» **What is required**
Records follow. Copy every line with "Refuge".

[Data items]
===

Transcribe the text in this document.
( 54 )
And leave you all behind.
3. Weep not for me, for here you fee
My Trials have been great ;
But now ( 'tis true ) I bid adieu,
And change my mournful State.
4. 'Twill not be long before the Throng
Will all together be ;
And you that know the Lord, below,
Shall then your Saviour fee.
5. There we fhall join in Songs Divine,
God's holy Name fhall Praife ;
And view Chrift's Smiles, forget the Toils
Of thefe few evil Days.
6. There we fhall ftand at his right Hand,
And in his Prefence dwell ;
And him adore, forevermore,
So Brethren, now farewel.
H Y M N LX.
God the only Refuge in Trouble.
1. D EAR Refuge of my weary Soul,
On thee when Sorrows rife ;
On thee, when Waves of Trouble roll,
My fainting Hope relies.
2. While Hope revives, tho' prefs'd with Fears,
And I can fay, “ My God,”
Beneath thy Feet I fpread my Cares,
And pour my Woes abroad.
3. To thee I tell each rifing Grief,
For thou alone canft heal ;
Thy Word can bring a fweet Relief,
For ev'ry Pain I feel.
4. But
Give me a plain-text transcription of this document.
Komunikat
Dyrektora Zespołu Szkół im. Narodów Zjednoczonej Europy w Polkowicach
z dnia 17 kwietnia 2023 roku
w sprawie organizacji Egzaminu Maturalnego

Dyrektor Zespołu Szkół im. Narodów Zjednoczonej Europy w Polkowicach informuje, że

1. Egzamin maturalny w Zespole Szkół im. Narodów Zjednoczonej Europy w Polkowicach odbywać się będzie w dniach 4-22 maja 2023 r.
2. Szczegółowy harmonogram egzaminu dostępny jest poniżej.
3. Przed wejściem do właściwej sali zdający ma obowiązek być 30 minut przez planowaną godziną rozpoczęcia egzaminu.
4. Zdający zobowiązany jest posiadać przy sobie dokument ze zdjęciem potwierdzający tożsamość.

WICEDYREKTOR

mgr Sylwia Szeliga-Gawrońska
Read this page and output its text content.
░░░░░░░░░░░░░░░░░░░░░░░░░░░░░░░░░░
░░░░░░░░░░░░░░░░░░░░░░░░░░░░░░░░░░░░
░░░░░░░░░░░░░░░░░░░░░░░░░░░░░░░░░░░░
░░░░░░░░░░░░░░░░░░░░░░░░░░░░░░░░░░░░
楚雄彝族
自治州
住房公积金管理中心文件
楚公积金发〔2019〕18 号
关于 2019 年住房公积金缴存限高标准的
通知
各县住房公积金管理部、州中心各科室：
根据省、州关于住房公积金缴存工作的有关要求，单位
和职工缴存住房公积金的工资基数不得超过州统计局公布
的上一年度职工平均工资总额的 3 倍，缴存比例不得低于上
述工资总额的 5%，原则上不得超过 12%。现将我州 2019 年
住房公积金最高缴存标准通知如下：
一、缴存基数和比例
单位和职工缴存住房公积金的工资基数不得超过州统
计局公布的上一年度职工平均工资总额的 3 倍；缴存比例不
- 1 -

===

» **Expected answer**
God the only Refuge in Trouble.
1. D EAR Refuge of my weary Soul,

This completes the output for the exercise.